## WHAT NEEDS TO BE DONE
Look for the string "mnemonic" and copy every line that has it.

(Records contained in a dataset)
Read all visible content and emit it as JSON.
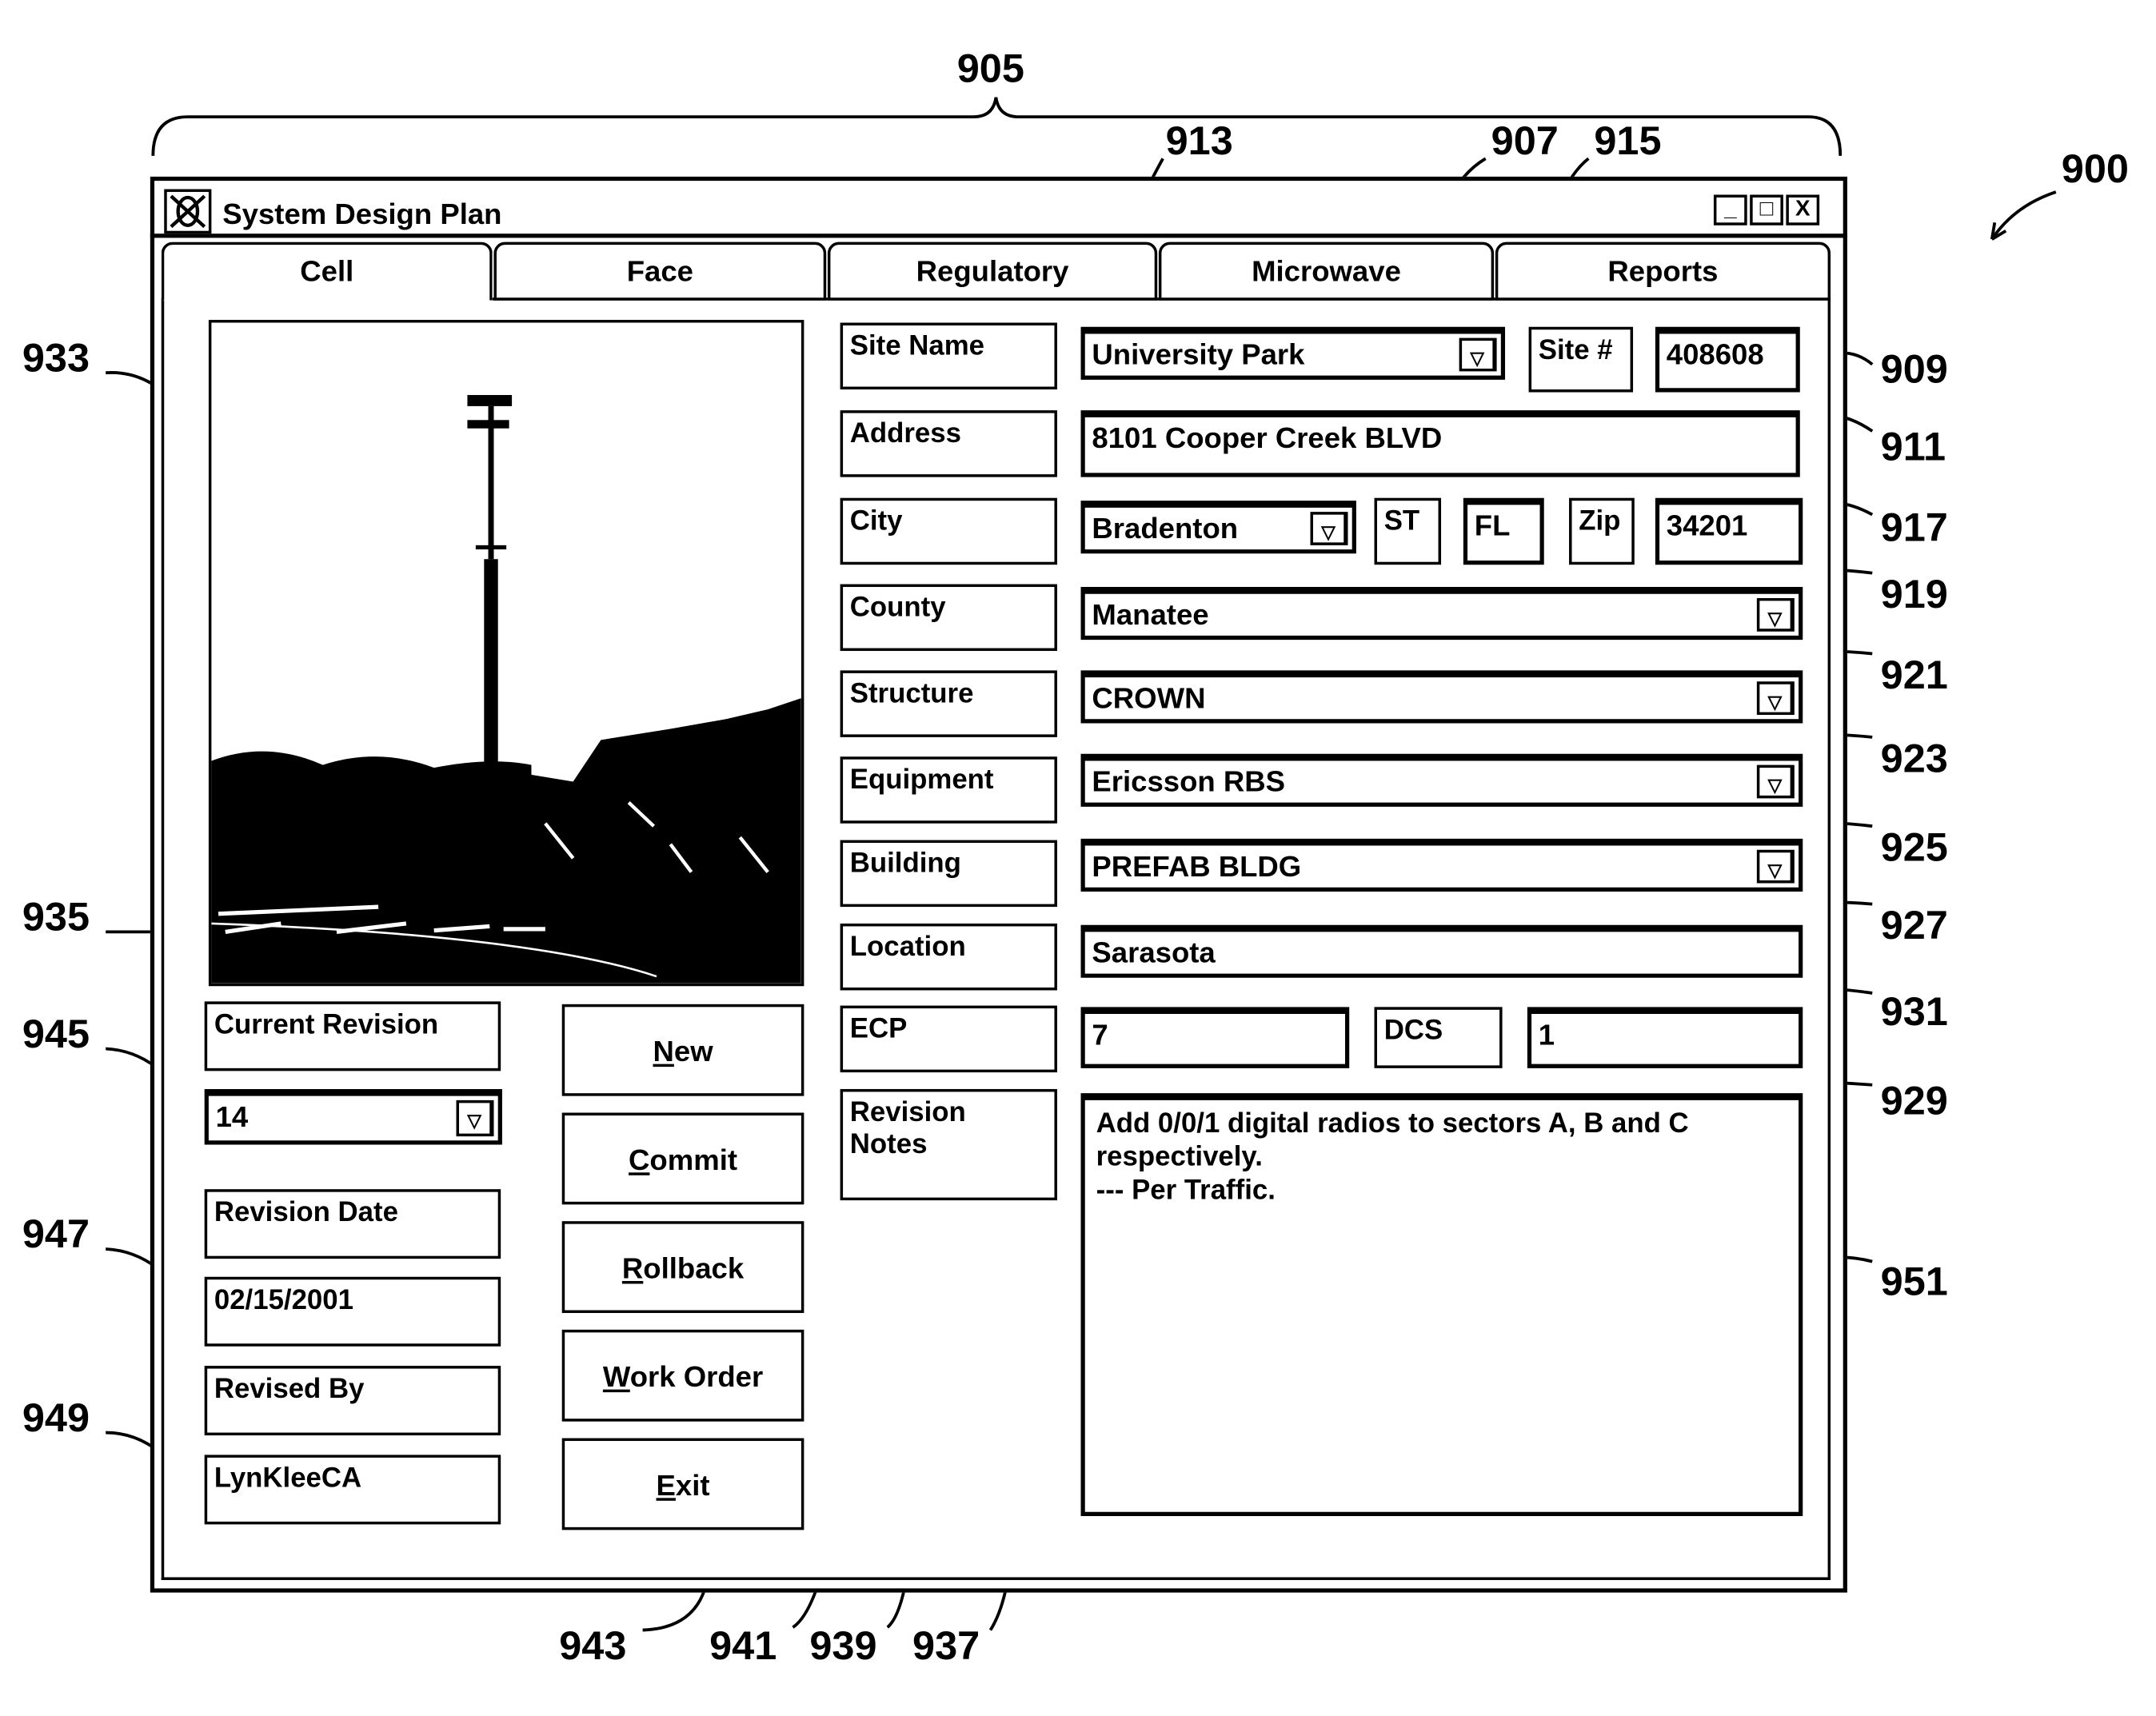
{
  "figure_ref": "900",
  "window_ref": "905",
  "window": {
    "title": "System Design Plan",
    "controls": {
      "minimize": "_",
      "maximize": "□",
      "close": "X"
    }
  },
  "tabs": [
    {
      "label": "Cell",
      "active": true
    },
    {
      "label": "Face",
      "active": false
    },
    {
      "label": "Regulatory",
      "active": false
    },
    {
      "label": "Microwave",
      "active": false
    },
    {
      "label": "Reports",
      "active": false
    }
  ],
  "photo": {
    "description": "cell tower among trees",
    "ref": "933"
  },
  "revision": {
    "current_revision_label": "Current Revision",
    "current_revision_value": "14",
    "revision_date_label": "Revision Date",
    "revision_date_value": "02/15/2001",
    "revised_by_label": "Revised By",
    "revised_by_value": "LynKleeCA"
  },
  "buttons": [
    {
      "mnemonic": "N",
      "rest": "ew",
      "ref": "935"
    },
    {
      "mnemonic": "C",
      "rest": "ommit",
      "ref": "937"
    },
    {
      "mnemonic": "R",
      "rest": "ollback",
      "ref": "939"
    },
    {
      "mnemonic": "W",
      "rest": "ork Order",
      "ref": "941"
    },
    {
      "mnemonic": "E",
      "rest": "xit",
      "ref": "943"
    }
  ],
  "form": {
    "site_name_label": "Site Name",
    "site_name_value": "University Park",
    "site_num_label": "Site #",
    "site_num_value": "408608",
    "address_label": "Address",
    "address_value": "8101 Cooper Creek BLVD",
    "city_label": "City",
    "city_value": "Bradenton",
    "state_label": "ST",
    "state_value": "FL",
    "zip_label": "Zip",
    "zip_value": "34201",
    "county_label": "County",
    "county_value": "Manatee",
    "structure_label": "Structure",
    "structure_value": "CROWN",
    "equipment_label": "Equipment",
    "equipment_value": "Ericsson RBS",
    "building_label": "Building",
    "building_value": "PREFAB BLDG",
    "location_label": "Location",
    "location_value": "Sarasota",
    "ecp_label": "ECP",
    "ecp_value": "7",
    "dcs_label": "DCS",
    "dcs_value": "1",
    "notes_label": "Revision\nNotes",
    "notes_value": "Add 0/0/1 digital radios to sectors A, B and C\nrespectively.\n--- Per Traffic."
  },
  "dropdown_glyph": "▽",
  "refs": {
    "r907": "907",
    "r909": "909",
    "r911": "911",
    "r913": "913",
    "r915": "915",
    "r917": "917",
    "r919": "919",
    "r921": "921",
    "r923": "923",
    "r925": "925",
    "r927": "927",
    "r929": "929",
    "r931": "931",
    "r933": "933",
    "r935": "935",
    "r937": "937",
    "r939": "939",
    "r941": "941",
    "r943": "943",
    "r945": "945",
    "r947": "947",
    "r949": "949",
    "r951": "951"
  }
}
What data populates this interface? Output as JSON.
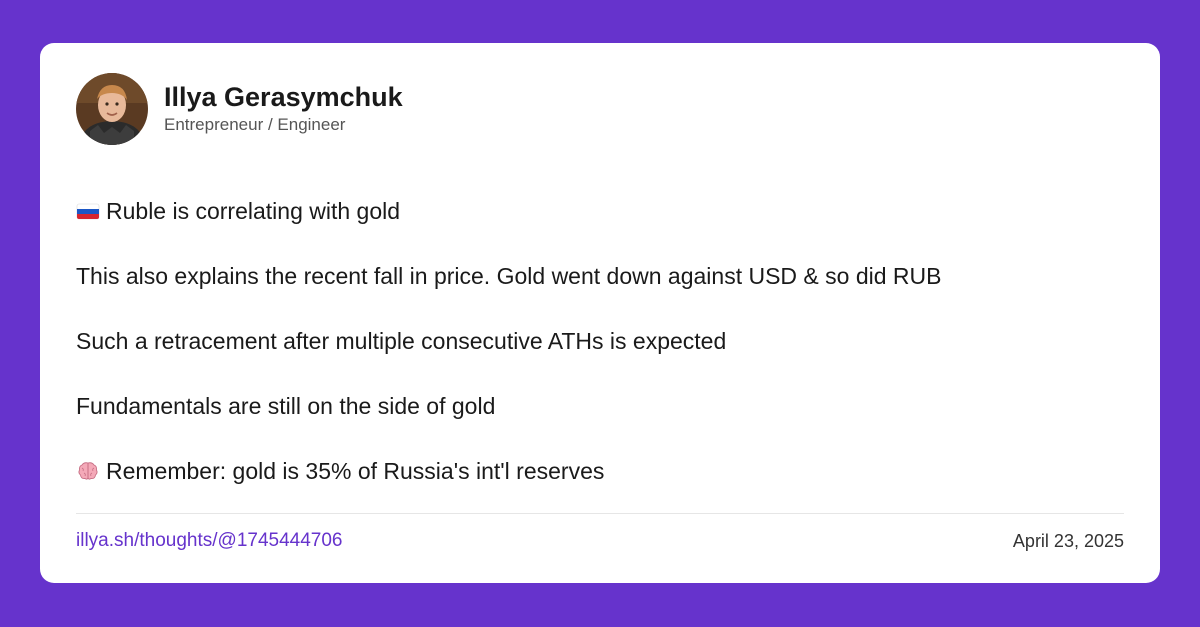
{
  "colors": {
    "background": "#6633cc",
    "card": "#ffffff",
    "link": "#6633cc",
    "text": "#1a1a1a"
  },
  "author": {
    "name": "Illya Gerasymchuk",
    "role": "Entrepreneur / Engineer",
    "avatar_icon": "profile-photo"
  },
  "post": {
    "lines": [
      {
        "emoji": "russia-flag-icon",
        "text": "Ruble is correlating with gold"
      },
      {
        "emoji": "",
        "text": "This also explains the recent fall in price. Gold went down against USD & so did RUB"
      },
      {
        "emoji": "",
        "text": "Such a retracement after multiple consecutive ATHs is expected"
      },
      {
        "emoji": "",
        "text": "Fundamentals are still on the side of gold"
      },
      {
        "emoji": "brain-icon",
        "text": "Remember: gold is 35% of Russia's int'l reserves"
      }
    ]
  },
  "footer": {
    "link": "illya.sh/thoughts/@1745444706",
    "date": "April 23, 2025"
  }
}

## OUTPUT BELOW
      "mnemonic": "N",
      "mnemonic": "C",
      "mnemonic": "R",
      "mnemonic": "W",
      "mnemonic": "E",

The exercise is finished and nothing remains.